— begin DATA RECORDS —

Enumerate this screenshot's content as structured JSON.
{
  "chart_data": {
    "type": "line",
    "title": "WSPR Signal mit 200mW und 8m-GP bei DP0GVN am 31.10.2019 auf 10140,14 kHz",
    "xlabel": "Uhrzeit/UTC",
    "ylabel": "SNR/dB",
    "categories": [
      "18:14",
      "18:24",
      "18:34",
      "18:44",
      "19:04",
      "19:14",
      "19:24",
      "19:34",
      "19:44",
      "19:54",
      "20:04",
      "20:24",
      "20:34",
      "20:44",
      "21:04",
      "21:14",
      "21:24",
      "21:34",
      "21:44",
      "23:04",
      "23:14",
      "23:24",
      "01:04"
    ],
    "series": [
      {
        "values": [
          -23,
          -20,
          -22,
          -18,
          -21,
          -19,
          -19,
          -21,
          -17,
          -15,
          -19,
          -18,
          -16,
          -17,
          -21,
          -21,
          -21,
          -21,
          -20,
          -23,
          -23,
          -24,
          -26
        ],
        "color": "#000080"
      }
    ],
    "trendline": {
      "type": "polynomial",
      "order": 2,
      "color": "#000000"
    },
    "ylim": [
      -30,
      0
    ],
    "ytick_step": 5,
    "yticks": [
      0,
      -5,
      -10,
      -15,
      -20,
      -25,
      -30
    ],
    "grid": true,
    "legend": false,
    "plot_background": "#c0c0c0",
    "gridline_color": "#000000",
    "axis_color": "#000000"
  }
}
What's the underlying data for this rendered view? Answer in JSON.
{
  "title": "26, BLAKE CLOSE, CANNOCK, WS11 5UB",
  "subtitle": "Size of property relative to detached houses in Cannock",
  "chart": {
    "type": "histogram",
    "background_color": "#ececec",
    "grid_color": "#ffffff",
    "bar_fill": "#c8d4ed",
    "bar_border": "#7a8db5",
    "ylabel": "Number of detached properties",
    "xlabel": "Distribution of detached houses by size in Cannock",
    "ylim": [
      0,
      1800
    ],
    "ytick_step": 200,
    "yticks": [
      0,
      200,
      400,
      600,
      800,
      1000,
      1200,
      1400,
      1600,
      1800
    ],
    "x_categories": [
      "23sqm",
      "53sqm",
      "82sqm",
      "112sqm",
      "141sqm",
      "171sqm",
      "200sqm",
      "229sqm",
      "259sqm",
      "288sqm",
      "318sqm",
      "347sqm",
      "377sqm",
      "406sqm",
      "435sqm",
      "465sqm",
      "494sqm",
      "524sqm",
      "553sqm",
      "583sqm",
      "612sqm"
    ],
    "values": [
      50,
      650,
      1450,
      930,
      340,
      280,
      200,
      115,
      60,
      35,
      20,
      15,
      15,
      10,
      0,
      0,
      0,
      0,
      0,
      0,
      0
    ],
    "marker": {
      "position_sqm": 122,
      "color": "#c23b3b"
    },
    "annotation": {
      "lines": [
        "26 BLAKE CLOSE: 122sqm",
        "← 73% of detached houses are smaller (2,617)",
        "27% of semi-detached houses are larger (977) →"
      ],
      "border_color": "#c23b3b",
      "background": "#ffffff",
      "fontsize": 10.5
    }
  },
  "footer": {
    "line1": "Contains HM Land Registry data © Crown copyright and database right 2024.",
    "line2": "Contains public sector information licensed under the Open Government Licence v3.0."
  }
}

— end DATA RECORDS —
— begin DATA RECORDS —

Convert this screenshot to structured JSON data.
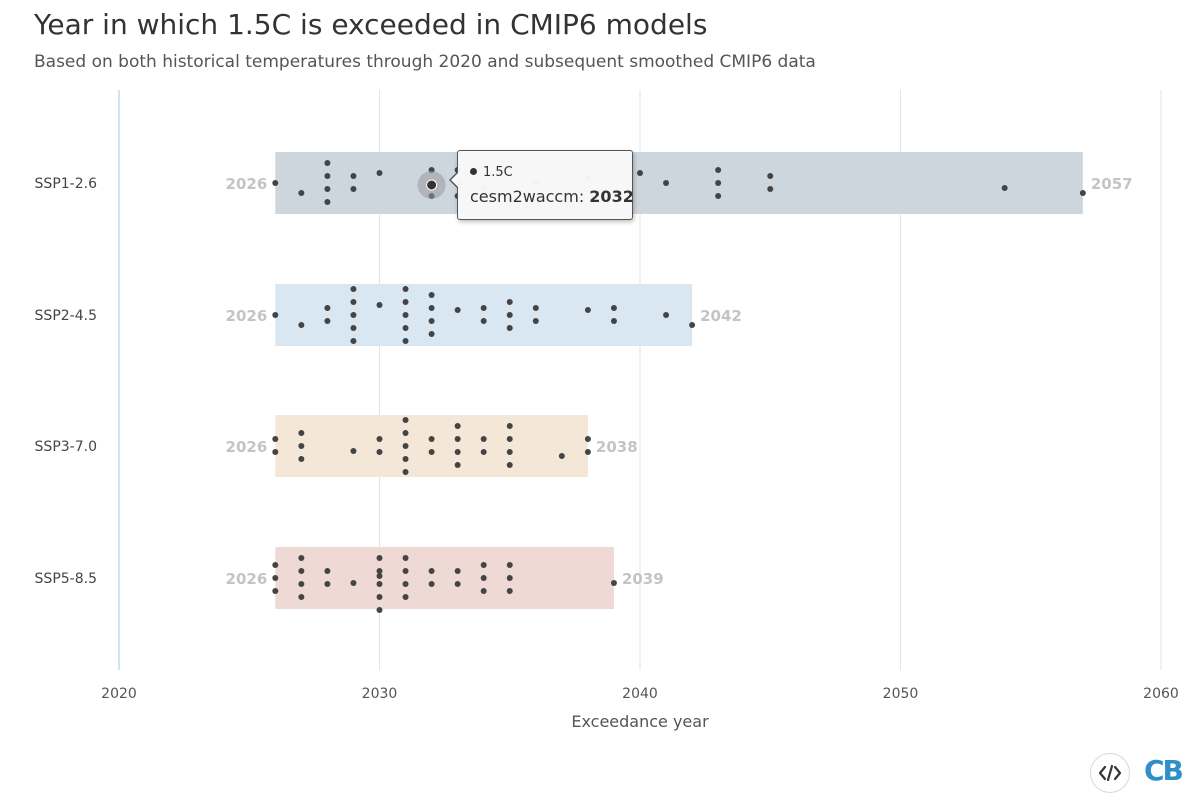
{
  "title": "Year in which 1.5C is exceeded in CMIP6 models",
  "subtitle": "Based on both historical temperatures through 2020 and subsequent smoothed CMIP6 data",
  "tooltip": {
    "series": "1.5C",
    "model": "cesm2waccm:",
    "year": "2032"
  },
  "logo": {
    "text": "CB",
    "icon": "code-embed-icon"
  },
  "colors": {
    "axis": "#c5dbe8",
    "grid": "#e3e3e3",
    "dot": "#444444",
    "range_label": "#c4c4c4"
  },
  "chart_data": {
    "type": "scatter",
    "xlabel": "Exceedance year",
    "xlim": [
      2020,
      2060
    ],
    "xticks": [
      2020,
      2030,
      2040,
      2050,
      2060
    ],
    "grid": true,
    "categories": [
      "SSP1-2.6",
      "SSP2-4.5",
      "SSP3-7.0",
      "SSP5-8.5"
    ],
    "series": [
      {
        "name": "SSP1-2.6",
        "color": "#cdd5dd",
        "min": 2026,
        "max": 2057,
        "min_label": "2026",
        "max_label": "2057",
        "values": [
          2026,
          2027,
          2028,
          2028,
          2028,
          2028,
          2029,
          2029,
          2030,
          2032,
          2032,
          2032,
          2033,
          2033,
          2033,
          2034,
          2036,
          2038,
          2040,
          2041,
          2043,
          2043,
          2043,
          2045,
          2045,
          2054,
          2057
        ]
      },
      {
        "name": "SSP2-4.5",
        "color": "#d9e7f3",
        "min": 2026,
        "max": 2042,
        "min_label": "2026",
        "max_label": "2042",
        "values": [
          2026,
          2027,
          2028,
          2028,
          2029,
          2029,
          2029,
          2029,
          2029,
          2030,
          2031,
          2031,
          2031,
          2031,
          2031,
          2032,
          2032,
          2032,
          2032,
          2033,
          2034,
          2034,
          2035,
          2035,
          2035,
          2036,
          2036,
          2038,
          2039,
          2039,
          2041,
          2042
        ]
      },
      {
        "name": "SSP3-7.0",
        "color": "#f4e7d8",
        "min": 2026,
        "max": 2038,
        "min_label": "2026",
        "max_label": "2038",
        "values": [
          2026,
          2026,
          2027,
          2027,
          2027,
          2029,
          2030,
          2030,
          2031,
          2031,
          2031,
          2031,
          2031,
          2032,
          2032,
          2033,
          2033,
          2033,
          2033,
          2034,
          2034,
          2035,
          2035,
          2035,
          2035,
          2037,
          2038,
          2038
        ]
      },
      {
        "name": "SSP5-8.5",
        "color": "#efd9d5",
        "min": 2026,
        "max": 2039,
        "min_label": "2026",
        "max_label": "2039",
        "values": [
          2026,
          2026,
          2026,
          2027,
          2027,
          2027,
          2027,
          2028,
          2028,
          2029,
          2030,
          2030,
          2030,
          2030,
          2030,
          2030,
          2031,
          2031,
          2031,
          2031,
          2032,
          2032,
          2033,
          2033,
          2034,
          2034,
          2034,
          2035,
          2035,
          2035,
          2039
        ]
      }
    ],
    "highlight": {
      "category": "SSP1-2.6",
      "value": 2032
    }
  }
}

— end DATA RECORDS —

TASK REQUIREMENTS:
List the lines of the entries that include "type".

TASK RESULT:
    "type": "line",
      "type": "polynomial",
    "type": "histogram",
    "type": "scatter",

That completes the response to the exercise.